Problem statement
Return every line of the data below that includes the string "eFossils".

++++ Data for processing ++++

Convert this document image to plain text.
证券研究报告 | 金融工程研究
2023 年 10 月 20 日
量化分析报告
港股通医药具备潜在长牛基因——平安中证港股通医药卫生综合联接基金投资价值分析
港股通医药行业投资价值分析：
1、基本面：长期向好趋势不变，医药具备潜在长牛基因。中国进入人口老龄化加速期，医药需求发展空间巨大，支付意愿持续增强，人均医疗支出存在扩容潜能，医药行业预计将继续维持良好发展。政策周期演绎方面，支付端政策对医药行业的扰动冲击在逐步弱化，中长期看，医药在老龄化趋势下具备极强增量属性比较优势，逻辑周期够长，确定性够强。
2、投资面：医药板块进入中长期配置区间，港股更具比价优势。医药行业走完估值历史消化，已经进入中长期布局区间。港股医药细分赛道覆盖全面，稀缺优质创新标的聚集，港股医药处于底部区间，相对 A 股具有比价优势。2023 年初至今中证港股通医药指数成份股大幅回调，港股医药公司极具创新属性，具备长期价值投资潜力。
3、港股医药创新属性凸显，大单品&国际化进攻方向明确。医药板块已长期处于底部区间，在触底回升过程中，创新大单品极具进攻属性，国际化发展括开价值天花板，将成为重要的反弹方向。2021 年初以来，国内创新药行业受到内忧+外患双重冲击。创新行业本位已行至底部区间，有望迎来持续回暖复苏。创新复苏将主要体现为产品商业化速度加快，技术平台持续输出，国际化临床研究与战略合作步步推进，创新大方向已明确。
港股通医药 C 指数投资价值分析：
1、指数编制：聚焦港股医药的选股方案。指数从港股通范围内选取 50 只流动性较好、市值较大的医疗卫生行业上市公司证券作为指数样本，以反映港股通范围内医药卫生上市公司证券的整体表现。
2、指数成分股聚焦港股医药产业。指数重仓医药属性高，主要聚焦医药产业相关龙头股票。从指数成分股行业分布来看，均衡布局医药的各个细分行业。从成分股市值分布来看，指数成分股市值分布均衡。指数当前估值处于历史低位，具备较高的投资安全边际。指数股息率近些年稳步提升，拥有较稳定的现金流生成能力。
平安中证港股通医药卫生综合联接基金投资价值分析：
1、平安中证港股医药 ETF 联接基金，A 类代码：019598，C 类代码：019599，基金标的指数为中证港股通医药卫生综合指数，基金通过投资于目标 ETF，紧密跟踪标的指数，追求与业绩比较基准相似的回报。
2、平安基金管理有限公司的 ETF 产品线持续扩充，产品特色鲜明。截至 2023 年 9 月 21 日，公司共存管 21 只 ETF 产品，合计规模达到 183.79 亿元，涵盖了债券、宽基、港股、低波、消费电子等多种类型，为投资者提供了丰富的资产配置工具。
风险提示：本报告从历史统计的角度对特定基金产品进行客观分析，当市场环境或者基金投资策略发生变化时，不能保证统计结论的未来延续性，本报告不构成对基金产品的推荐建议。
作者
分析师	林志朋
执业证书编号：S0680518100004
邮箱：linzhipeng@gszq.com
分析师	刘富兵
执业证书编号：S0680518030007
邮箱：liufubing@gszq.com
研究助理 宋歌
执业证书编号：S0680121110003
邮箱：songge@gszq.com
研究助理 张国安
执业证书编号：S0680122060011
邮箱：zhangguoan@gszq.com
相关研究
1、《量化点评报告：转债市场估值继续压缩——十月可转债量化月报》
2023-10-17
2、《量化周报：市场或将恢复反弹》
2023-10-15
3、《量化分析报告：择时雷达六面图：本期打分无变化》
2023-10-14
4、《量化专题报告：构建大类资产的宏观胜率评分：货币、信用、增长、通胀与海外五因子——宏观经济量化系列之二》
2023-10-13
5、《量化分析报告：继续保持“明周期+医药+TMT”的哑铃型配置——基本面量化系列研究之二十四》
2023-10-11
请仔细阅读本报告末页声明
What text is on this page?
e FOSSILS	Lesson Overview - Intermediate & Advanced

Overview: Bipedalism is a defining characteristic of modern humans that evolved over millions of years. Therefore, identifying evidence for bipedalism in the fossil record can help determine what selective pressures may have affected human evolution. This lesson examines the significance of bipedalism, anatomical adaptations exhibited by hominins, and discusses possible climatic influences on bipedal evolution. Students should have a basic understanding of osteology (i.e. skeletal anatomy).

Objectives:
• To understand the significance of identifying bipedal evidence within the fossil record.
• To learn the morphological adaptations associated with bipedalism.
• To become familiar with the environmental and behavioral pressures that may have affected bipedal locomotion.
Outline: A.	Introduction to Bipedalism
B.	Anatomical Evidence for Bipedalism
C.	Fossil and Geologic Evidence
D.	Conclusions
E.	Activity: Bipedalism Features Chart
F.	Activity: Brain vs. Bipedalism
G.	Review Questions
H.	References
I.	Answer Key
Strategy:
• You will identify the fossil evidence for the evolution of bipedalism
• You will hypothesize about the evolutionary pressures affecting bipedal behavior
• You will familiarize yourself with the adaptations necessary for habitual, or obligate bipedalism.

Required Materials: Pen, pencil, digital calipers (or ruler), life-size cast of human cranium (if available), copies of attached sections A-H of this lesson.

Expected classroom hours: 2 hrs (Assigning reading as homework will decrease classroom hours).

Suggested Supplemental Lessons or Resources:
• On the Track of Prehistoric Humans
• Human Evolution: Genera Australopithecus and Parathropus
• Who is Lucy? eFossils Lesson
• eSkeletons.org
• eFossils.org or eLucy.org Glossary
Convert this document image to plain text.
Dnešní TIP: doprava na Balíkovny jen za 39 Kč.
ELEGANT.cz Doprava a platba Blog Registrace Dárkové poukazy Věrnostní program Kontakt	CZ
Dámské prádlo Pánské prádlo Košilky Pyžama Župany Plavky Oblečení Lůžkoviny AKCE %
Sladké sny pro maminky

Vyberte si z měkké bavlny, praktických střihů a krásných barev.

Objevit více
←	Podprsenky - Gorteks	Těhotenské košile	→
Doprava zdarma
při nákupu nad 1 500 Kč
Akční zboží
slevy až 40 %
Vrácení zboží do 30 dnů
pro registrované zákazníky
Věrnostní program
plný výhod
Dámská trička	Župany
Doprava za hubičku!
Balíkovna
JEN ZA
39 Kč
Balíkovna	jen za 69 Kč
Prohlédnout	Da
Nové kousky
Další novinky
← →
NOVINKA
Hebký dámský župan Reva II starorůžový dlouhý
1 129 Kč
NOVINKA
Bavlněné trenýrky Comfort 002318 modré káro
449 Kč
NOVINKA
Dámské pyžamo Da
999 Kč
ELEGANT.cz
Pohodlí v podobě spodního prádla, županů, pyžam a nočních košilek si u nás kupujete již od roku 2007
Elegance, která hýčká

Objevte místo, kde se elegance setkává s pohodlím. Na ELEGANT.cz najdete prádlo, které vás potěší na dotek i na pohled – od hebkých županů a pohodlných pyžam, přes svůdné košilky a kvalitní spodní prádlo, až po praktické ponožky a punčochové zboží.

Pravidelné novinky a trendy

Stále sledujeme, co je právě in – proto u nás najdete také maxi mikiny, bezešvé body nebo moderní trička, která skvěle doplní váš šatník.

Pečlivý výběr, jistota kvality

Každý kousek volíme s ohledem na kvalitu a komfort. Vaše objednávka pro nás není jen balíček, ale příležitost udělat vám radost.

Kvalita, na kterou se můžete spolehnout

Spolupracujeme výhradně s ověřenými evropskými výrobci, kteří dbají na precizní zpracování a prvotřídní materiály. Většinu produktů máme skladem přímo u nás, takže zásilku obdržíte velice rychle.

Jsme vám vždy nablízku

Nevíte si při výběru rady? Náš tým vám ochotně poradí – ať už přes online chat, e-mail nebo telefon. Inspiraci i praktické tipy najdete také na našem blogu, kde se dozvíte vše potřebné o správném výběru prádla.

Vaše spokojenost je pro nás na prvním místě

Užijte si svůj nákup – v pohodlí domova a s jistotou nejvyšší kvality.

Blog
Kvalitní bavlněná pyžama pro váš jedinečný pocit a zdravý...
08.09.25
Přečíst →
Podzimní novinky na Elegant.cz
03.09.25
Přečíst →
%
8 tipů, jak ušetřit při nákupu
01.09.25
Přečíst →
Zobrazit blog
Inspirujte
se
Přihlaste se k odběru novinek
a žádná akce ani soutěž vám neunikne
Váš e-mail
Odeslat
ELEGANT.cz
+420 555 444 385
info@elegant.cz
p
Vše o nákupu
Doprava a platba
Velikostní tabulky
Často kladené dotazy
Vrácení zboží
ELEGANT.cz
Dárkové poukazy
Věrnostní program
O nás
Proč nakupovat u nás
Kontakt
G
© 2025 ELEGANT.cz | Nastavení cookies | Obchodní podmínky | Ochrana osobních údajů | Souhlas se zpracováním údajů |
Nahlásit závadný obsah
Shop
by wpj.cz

++++

Reply to the exercise
• Who is Lucy? eFossils Lesson
• eFossils.org or eLucy.org Glossary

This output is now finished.